-- begin Given information --
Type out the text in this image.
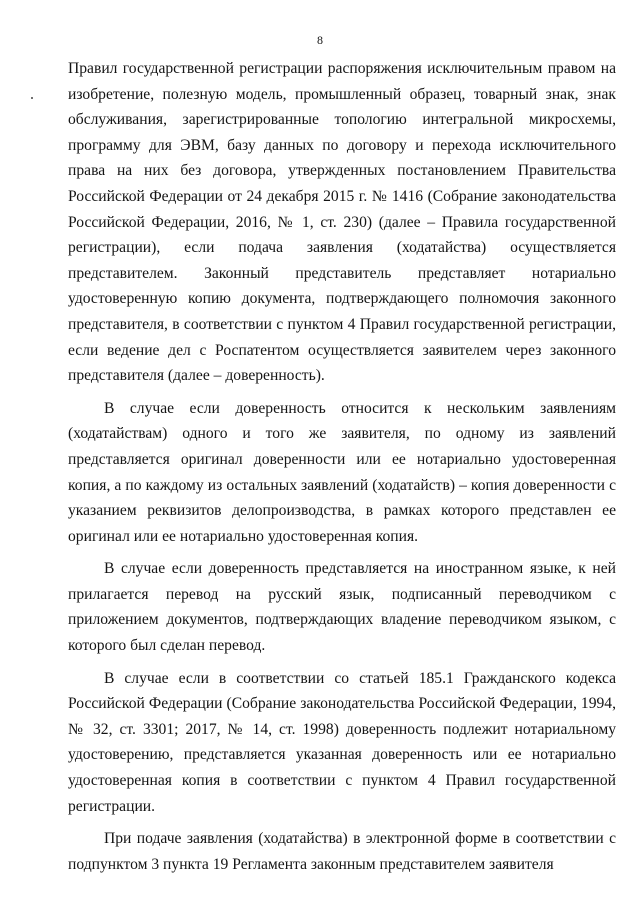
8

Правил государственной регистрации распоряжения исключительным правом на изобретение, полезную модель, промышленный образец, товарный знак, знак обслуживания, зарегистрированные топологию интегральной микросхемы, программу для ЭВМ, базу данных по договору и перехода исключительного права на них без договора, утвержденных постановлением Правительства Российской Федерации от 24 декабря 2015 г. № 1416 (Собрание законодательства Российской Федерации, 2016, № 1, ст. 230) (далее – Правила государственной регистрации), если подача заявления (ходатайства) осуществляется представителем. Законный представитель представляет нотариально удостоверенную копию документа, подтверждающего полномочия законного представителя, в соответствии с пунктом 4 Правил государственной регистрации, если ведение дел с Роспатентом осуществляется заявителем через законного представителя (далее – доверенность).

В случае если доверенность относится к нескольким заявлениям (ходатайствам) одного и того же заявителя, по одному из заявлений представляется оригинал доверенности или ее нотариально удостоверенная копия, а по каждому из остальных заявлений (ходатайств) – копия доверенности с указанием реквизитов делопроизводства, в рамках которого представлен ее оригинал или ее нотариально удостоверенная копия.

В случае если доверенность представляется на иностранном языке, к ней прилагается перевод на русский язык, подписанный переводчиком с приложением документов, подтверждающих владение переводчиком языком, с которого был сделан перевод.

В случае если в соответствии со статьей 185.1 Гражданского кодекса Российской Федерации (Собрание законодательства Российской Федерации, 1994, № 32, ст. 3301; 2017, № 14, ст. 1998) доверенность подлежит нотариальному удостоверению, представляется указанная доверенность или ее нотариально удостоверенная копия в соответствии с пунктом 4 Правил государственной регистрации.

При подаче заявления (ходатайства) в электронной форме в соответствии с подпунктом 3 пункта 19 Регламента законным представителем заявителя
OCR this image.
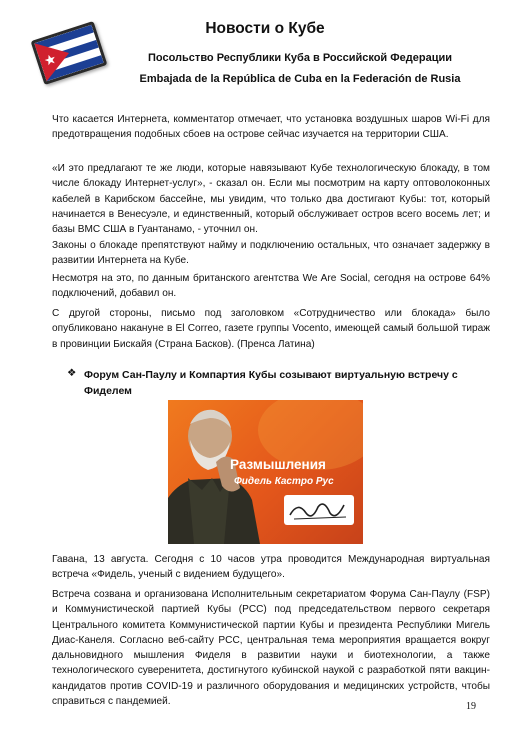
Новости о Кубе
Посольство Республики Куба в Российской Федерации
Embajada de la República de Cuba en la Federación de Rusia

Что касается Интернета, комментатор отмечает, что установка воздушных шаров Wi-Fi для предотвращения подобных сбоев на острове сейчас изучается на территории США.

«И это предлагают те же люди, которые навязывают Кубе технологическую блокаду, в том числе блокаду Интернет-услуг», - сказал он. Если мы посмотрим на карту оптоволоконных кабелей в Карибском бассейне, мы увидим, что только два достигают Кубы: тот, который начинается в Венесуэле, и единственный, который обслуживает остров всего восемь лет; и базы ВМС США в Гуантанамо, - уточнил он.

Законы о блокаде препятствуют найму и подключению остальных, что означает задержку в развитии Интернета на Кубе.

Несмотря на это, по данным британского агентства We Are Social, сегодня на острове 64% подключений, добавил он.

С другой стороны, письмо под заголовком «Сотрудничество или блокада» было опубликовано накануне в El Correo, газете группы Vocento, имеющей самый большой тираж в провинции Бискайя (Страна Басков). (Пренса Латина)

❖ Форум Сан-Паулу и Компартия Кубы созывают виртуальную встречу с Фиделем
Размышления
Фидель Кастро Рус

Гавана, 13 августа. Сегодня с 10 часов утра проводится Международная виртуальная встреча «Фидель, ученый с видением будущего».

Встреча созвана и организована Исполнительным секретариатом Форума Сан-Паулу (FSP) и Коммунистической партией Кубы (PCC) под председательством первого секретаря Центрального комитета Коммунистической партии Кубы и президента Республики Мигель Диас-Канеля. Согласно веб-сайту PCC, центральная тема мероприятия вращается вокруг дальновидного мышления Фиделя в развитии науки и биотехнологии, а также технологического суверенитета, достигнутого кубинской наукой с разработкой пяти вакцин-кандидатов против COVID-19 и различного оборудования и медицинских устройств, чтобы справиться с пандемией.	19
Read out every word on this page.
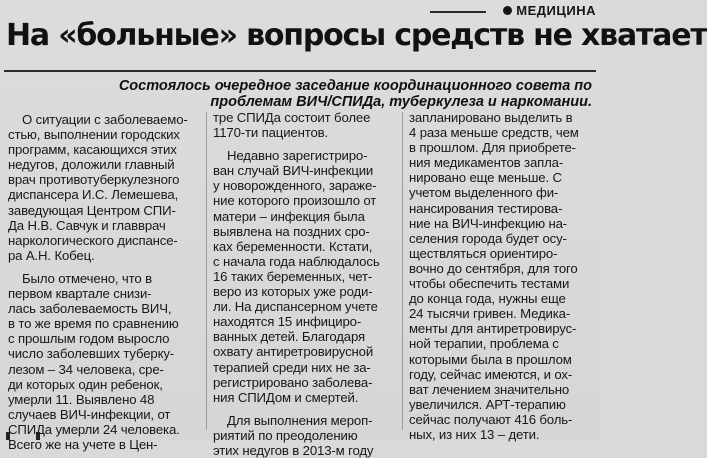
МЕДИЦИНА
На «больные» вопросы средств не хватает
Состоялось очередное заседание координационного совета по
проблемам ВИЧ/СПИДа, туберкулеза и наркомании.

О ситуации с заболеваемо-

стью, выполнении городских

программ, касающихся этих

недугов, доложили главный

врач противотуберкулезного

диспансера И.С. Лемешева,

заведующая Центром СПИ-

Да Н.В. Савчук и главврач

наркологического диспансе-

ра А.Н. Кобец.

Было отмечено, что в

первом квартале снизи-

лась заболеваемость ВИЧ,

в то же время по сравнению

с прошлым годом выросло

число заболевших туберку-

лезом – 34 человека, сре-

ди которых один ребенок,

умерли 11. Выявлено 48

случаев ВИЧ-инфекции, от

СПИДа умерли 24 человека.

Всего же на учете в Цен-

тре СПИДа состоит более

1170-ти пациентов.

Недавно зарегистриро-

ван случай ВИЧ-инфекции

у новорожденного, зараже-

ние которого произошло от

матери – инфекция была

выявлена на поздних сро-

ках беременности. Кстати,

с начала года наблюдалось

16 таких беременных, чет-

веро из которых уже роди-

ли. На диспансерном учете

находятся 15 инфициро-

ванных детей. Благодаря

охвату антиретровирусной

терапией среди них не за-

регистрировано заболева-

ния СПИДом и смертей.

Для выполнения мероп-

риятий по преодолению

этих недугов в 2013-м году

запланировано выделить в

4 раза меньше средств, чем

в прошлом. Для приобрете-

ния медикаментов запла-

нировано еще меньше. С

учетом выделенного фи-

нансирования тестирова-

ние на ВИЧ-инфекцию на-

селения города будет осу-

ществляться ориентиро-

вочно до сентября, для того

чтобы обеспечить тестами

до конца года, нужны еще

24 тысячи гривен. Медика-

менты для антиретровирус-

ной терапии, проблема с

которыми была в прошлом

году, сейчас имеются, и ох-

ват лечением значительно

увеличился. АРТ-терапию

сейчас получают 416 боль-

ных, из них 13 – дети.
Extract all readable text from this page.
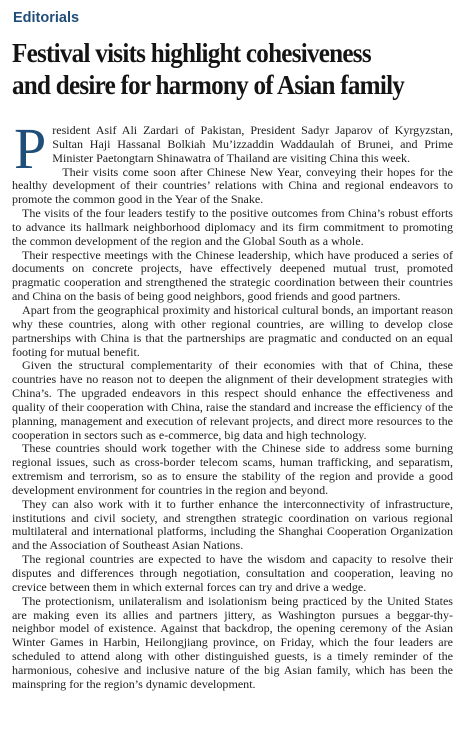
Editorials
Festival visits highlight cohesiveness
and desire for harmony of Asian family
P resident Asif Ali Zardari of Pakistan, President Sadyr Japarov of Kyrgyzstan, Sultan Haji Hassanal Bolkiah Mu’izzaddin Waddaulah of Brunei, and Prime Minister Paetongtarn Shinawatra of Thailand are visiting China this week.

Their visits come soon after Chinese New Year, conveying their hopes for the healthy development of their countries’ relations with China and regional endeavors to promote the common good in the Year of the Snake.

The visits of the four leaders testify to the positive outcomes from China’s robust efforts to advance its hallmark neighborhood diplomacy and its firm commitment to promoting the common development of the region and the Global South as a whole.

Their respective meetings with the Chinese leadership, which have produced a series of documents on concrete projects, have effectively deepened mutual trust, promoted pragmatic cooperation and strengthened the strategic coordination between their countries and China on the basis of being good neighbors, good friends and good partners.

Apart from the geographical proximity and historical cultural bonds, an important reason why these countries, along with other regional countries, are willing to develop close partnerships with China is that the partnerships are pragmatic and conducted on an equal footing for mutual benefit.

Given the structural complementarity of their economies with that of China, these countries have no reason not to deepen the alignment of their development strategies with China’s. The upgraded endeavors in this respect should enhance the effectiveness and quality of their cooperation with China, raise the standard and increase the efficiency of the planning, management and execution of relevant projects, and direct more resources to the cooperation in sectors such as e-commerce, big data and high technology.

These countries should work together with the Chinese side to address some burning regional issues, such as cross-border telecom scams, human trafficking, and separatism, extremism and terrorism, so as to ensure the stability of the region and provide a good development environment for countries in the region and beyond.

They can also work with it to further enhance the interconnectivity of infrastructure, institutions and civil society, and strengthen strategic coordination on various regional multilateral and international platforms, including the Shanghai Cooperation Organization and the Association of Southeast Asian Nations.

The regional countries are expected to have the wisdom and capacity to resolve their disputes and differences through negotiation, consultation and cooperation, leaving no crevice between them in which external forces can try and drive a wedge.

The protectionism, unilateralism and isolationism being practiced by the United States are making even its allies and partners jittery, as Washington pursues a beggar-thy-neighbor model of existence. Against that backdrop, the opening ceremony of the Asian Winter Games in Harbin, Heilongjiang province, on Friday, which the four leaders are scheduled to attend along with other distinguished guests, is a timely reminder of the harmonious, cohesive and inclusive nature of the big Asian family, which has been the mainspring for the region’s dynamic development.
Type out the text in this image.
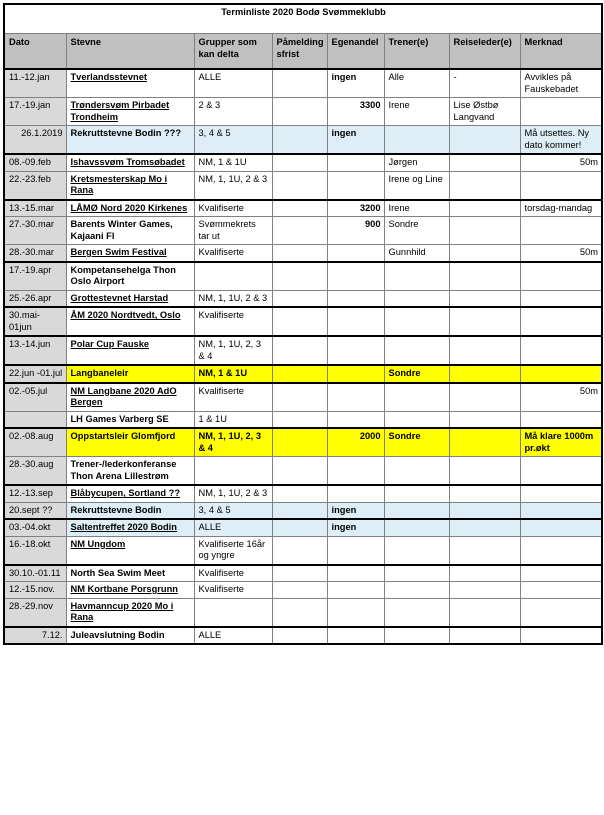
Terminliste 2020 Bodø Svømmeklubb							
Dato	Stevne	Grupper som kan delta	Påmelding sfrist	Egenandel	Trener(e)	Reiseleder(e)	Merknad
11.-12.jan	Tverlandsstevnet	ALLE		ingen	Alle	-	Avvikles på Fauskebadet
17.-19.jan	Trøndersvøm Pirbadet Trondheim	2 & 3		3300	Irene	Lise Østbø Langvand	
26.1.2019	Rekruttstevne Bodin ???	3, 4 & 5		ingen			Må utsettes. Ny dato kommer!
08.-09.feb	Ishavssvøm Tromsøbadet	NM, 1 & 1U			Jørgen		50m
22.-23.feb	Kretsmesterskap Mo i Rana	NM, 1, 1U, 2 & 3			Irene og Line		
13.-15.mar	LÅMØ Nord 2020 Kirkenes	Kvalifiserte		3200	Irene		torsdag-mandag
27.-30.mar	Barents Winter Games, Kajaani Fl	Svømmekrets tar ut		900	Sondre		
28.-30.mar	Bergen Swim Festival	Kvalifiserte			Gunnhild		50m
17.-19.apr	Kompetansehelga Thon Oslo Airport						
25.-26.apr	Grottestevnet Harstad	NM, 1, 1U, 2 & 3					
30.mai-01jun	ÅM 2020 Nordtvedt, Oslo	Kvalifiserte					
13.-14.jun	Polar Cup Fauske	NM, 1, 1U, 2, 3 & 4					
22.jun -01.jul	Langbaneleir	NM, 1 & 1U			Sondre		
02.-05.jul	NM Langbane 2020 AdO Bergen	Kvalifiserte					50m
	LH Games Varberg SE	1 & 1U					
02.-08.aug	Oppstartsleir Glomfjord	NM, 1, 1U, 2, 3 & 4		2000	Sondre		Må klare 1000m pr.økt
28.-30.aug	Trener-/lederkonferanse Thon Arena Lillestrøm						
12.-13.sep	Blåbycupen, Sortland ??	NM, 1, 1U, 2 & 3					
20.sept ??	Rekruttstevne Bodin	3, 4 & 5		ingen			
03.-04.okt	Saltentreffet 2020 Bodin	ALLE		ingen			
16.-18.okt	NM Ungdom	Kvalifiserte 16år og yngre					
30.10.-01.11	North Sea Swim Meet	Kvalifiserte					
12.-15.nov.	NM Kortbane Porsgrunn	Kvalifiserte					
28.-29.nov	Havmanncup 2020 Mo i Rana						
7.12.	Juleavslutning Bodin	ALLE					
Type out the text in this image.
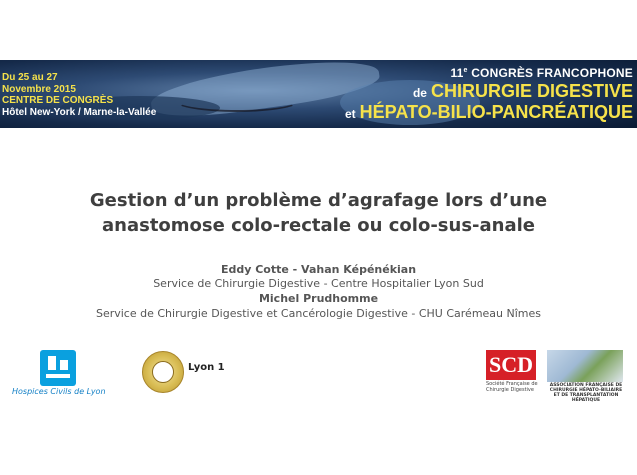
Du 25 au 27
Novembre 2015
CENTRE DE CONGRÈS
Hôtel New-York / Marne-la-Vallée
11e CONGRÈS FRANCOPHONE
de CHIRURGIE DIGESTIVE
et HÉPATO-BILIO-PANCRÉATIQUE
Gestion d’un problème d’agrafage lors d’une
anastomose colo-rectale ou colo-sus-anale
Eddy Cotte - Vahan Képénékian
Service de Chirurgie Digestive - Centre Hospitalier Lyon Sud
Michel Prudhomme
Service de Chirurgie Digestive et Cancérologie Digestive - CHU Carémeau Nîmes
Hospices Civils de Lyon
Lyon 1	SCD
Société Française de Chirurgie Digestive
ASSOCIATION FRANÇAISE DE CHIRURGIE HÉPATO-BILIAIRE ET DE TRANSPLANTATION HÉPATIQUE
-- end Given information --
_Aim:_ Copy all lines from the material that hold "CONGRÈS".

_Solution for this task:_
CENTRE DE CONGRÈS
11e CONGRÈS FRANCOPHONE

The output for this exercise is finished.